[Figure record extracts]
------------------------------------
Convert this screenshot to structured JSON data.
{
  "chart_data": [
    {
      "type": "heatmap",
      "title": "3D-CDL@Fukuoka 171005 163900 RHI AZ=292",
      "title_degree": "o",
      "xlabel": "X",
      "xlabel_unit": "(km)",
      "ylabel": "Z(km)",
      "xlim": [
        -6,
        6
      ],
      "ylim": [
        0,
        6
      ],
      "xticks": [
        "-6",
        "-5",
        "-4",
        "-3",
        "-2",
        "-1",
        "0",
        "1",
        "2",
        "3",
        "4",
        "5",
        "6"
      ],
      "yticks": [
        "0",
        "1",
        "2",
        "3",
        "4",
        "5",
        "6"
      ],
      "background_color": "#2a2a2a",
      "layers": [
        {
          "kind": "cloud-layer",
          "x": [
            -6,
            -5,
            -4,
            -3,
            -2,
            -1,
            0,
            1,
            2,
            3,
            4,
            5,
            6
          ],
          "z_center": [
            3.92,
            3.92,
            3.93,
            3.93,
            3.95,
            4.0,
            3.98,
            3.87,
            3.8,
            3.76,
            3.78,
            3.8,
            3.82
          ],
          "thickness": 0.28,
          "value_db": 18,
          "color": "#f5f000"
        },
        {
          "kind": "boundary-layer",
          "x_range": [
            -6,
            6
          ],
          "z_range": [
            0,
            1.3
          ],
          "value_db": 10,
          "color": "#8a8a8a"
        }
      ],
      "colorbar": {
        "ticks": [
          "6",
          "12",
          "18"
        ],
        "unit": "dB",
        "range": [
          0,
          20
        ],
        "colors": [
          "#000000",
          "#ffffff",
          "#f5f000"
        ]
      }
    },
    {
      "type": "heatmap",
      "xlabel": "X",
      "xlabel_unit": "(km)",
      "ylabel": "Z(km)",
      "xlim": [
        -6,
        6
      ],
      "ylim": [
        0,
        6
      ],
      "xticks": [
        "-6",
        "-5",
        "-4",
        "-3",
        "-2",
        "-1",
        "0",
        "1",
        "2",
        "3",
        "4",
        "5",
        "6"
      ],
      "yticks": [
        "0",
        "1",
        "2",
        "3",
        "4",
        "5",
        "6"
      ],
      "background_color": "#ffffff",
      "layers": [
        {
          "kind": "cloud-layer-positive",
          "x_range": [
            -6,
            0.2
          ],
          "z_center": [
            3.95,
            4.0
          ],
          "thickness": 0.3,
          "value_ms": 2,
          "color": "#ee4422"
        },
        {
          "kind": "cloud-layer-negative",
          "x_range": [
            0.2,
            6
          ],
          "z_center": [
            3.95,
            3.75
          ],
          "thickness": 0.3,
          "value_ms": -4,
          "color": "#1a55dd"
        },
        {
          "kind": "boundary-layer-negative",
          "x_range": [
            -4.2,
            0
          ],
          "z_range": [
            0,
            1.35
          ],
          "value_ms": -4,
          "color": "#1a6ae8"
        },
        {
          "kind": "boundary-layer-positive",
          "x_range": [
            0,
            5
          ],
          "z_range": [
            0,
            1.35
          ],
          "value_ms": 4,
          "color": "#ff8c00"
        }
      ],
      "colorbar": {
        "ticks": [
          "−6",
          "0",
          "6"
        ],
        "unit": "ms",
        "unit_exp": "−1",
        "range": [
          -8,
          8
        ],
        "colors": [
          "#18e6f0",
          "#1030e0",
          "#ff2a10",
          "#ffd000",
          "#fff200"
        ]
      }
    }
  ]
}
------------------------------------
Exercise objective. Find how many lines of the material carry the string "negative". Only the number should be in the answer.

Task solution. 2